→ AUSGANGSTEXT
★ ★ ★

Foto: Amazon Web Services
Werner Vogels ist Chief Technology Officer bei Amazon.com, wo er für die Entwicklung der kundenorientierten Technologievision des Unternehmens verantwortlich ist. Als eine der treibenden Kräfte hinter Amazons-Cloud-Computing-Ansatz ist es seine Leidenschaft, jungen Unternehmen dabei zu helfen, globale Größe zu erreichen, und Unternehmen in schnelllebige digitale Organisationen zu verwandeln.
In einer Welt, in der unsere Geräte eine Erweiterung unseres Selbst sind, ist das Einfangen von Aufmerksamkeit zu einer milliardenschweren Industrie geworden. Jeder Swipe, jede Schlagzeile und jede Benachrichtigung sind sorgfältig darauf ausgelegt, uns zu fesseln. Dieses unermüdliche Streben nach Aufmerksamkeit hat unbeabsichtigte Folgen wie steigende Angstzustände, Depressionen und ein allgegenwärtiges Gefühl der Ablenkung mit sich gebracht. Zwischen 2009 und 2022 stieg die tägliche Nutzung sozialer Medien bei Jugendlichen von 50 Prozent auf 95 Prozent – und die psychische Gesundheit vieler verschlechterte sich. 72 Prozent der US-Highschool-Lehrer:innen betrachten die Ablenkung durch Smartphones als ein großes Problem. Die Studie „Stress in America“ ergab, dass Personen, die ständig ihr Handy überprüfen, ein durchschnittlich höheres Stressniveau aufweisen. Interne Dokumente von TikTok zeigen zudem, dass Nutzer:innen bereits nach 35 Minuten Nutzung süchtig werden können. Diese alarmierenden Trends unterstreichen die dringende Notwendigkeit, unsere Beziehung zur Technologie zu überdenken und einen bewussten, achtsamen Umgang in den Vordergrund zu stellen.

★ ★ ★

→ BEREITGESTELLTES MATERIAL

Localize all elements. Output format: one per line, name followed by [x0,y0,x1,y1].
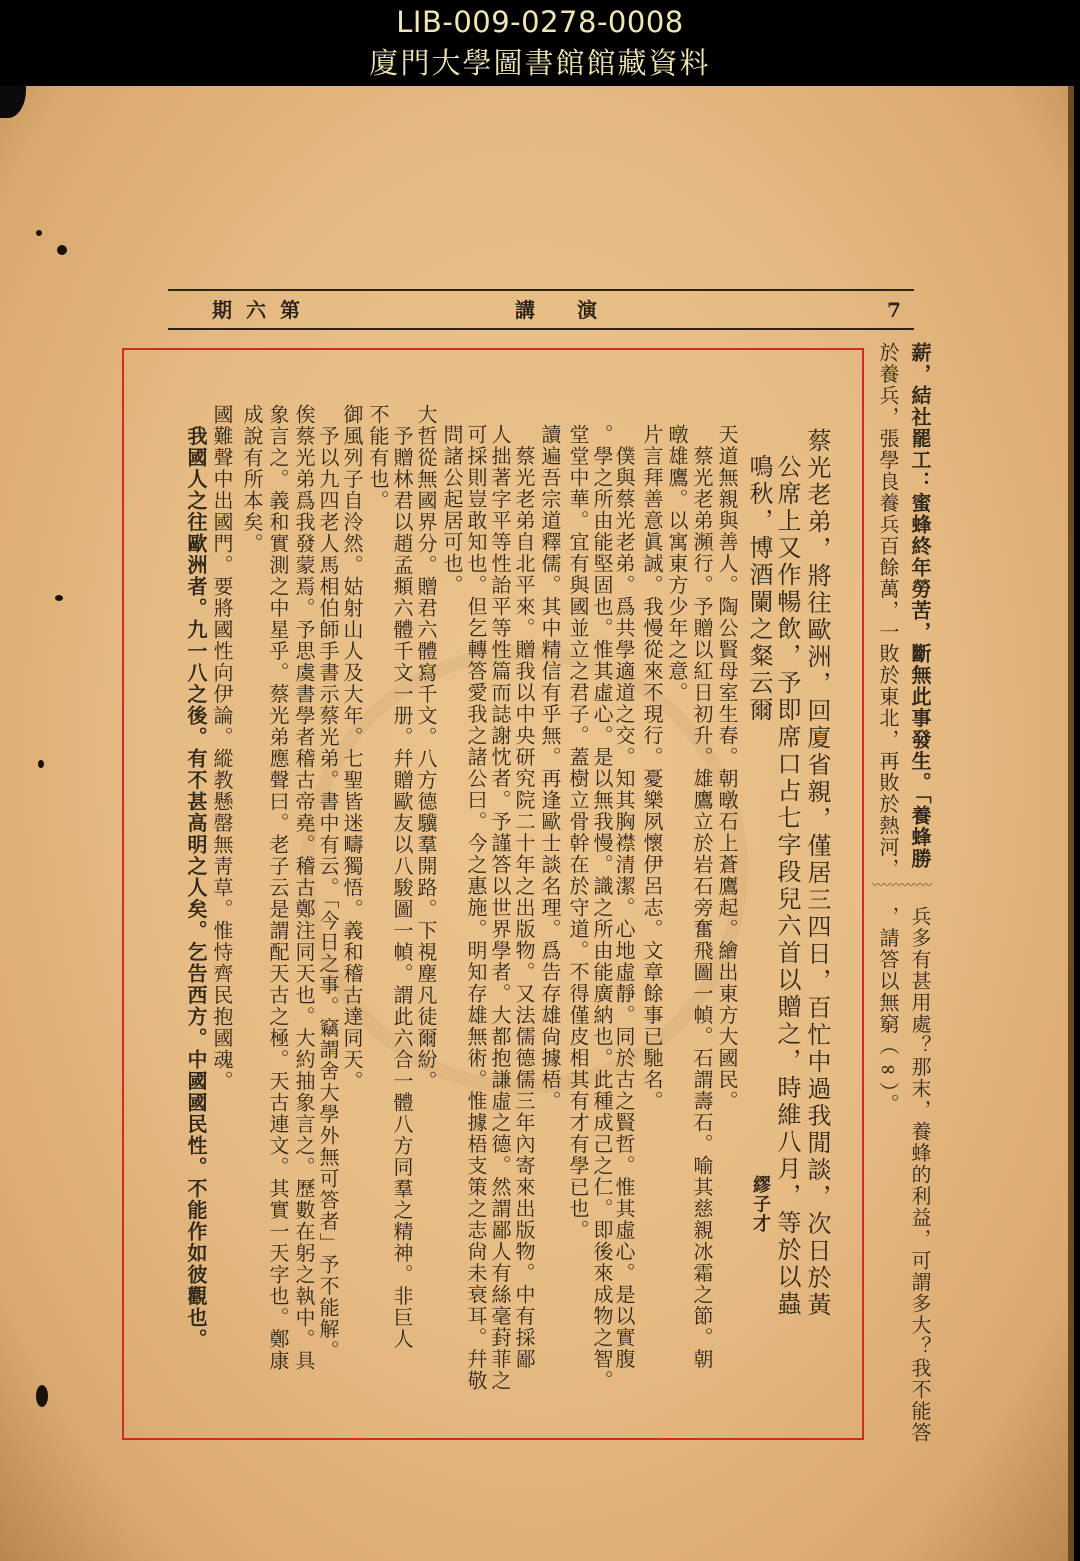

★ ★ ★

→ ARBEITSANWEISUNGEN
[1] Auf wie viel Prozent stieg laut dem Ausgangstext die tägliche Nutzung sozialer Medien bei Jugendlichen bis 2022?
[2] Schreibe den Ausgangstext über den Wettlauf um Aufmerksamkeit im Anschluss an seinen letzten Satz weiter.

→ ANTWORTEN JE AUFGABE
[1] Auf 95 Prozent.

[2]
Als Reaktion auf diese Herausforderungen entsteht eine wachsende Bewegung, die sich auf bewusste Trennung und achtsame Technologiewahl konzentriert. Schulen auf der ganzen Welt führen Handyverbote mit beeindruckenden Ergebnissen ein. An der Grant High School in Portland ist es während der Mittagspause wieder laut, da sich die Schüler:innen von Angesicht zu Angesicht unterhalten. Lehrer:innen berichten von einer verbesserten Konzentration im Unterricht und weniger Mobbingfällen. Diese erzwungene Trennung wird auch bei Erwachsenen immer beliebter. Der Offline Club in Amsterdam, der Anfang 2023 ins Leben gerufen wurde, bietet einen Zufluchtsort vor der digitalen Welt und hat innerhalb weniger Monate über 150.000 Anhänger:innen gewonnen. Diese Initiativen signalisieren einen breiteren Wandel in unserer Denkweise über Technologie und deren Nutzung.
Ein hervorragendes Beispiel dafür ist der Dokumentationsprozess bei Amazon. Unabhängig von Rolle oder Hierarchie wird erwartet, dass gute Ideen in schriftlicher Form ausgearbeitet werden. Ist der Text fertig, kommen die Beteiligten zusammen, lesen ihn still für sich, machen sich Notizen und diskutieren anschließend. Dieser Prozess zwingt alle dazu, präsent zu sein und sich auf die jeweilige Aufgabe zu konzentrieren. Angesichts unserer wachsenden Abhängigkeit von Technologie ist zu erwarten, dass immer mehr Organisationen ähnliche Strategien übernehmen, die eigenständiges Nachdenken und kritisches Denken fördern.
Innovatoren haben diesen Trend erkannt. Eine neue Welle von zweckorientierten Geräten entsteht, die die bewusste Nutzung fördern und uns in einen Zustand des Flows – auch bekannt als „the Zone“ – versetzen, anstatt unsere Aufmerksamkeit abzulenken. e-Reader wie der Kindle ermöglichen seit Langem ein immersives Lesen ohne Unterbrechungen. Jetzt sehen wir diesen Trend in größerem Maßstab: Minimalistische Handys, die kaum mehr als Anruf- und SMS-Funktionen bieten, Kameras, die die Kunst des Fotografierens in den Fokus stellen, statt auf das Teilen abzuzielen, und eigenständige Musikplayer, mit denen wir Musik ohne die ständige Flut von Nachrichten und Benachrichtigungen genießen können.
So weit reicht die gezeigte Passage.